PROVIDED DATA |
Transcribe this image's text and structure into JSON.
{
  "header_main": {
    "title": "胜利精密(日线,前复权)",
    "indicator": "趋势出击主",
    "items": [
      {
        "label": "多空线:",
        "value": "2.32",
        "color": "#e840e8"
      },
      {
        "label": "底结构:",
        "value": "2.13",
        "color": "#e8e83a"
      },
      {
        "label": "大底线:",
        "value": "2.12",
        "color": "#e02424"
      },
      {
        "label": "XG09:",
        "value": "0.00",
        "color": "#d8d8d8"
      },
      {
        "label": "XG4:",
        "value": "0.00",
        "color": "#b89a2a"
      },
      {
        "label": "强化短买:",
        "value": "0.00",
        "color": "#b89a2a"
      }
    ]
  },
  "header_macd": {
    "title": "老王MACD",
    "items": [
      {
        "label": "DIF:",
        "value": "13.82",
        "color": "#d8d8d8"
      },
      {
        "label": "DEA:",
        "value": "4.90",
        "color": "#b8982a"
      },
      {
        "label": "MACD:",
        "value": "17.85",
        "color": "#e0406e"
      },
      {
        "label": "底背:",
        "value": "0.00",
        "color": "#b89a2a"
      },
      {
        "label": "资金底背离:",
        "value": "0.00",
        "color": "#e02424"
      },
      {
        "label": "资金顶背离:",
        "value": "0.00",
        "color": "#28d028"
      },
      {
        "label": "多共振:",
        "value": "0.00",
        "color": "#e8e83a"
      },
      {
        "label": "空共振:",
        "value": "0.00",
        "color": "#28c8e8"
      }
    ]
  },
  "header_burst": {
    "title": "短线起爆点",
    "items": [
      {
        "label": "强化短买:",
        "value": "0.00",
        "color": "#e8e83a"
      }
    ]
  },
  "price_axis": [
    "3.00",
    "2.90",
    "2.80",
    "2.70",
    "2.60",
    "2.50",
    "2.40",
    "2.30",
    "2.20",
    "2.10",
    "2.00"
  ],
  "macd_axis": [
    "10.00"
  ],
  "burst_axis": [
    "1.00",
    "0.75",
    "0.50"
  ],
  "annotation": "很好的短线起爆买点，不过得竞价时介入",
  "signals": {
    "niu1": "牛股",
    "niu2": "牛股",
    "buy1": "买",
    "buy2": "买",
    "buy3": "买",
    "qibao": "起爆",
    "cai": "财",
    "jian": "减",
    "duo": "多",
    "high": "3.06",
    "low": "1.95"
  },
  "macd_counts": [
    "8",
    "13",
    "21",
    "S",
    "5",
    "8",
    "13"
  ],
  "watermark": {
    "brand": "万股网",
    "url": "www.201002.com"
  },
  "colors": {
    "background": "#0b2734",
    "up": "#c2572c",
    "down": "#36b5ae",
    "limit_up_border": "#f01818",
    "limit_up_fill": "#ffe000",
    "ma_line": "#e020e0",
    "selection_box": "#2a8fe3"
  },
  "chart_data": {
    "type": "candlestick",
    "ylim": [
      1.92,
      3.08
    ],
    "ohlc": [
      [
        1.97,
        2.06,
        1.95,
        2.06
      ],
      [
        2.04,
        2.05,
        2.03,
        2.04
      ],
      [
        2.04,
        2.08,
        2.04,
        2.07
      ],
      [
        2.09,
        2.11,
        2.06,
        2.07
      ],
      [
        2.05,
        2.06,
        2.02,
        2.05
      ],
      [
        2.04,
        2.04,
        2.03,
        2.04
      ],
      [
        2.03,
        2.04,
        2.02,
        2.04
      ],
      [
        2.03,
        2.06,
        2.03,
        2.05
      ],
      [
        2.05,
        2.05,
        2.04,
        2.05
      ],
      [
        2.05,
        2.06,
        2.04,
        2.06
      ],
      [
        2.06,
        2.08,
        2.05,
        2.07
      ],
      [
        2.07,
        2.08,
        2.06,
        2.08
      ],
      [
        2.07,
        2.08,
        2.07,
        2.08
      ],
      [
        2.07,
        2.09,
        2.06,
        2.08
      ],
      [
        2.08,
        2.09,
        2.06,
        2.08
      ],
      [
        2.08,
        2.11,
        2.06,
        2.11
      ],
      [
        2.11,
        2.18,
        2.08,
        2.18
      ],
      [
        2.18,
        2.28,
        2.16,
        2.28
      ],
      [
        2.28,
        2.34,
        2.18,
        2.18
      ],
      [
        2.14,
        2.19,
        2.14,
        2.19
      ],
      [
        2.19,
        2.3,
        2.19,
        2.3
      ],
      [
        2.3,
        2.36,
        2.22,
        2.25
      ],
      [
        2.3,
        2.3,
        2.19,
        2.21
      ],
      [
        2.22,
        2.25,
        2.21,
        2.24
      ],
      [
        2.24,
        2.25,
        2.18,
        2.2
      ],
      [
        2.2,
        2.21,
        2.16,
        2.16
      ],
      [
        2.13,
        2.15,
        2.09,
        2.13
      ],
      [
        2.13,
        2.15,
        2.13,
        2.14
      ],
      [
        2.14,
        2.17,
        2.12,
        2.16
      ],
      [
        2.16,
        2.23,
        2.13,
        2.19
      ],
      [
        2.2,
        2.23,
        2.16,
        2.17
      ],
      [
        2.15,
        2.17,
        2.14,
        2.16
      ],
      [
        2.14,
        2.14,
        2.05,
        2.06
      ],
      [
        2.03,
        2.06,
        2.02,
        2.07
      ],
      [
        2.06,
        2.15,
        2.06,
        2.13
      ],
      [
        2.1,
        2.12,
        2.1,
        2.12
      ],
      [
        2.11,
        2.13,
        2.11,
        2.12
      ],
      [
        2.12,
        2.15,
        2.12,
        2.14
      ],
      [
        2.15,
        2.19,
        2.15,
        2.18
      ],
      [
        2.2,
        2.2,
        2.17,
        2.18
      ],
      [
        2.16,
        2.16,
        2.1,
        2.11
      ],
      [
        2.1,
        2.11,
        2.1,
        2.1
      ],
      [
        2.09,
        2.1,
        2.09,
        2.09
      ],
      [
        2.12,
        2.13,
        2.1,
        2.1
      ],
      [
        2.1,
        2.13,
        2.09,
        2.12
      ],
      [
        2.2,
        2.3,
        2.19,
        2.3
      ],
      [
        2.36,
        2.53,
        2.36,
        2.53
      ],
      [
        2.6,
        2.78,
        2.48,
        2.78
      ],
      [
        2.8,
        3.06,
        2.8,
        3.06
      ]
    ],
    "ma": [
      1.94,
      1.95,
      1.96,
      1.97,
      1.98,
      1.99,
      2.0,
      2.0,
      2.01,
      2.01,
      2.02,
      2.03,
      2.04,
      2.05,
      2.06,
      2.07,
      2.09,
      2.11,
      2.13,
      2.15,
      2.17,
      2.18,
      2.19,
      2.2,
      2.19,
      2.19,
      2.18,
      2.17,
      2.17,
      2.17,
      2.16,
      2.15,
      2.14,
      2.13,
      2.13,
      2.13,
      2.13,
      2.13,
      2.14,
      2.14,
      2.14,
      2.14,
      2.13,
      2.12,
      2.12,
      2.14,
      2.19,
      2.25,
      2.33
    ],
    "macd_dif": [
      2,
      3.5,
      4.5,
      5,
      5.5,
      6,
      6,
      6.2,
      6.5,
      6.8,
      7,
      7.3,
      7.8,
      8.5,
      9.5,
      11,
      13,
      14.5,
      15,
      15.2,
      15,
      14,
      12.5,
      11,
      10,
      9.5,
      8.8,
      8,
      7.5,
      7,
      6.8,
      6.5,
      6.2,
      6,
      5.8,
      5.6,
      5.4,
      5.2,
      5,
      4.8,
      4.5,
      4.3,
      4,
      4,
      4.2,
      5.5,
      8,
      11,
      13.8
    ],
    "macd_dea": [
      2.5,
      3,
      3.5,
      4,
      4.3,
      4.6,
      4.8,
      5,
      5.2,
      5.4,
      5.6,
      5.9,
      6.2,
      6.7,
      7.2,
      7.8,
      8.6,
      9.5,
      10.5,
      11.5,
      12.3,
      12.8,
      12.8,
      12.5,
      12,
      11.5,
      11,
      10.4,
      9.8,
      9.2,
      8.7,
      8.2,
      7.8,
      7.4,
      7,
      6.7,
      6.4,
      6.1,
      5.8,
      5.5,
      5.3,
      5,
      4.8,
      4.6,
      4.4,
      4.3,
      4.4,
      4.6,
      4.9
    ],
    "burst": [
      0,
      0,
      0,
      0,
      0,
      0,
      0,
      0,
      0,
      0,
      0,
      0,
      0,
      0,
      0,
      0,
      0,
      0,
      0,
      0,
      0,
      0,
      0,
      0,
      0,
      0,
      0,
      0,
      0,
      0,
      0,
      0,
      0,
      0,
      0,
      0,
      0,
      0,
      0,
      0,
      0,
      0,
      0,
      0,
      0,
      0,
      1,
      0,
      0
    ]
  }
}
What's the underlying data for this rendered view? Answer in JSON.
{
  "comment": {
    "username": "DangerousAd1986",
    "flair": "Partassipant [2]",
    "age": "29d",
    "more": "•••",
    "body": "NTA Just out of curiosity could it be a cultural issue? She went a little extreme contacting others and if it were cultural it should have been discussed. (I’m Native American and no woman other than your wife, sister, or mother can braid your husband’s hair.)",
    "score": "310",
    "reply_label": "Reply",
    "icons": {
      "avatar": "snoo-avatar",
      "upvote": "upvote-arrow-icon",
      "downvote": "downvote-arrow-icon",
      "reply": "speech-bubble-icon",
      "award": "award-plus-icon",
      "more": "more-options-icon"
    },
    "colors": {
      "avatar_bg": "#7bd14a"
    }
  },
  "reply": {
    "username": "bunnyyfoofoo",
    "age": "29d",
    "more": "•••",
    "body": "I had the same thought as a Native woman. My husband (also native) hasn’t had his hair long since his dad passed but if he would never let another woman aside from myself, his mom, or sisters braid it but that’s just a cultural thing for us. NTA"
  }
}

BRIEF | Starting from the line containing "What's the underlying" and ending with the final line of the data, reproduce each line exactly as it appears, including no other lines.

TASK RESULT |
What's the underlying data for this rendered view? Answer in JSON.
{
  "comment": {
    "username": "DangerousAd1986",
    "flair": "Partassipant [2]",
    "age": "29d",
    "more": "•••",
    "body": "NTA Just out of curiosity could it be a cultural issue? She went a little extreme contacting others and if it were cultural it should have been discussed. (I’m Native American and no woman other than your wife, sister, or mother can braid your husband’s hair.)",
    "score": "310",
    "reply_label": "Reply",
    "icons": {
      "avatar": "snoo-avatar",
      "upvote": "upvote-arrow-icon",
      "downvote": "downvote-arrow-icon",
      "reply": "speech-bubble-icon",
      "award": "award-plus-icon",
      "more": "more-options-icon"
    },
    "colors": {
      "avatar_bg": "#7bd14a"
    }
  },
  "reply": {
    "username": "bunnyyfoofoo",
    "age": "29d",
    "more": "•••",
    "body": "I had the same thought as a Native woman. My husband (also native) hasn’t had his hair long since his dad passed but if he would never let another woman aside from myself, his mom, or sisters braid it but that’s just a cultural thing for us. NTA"
  }
}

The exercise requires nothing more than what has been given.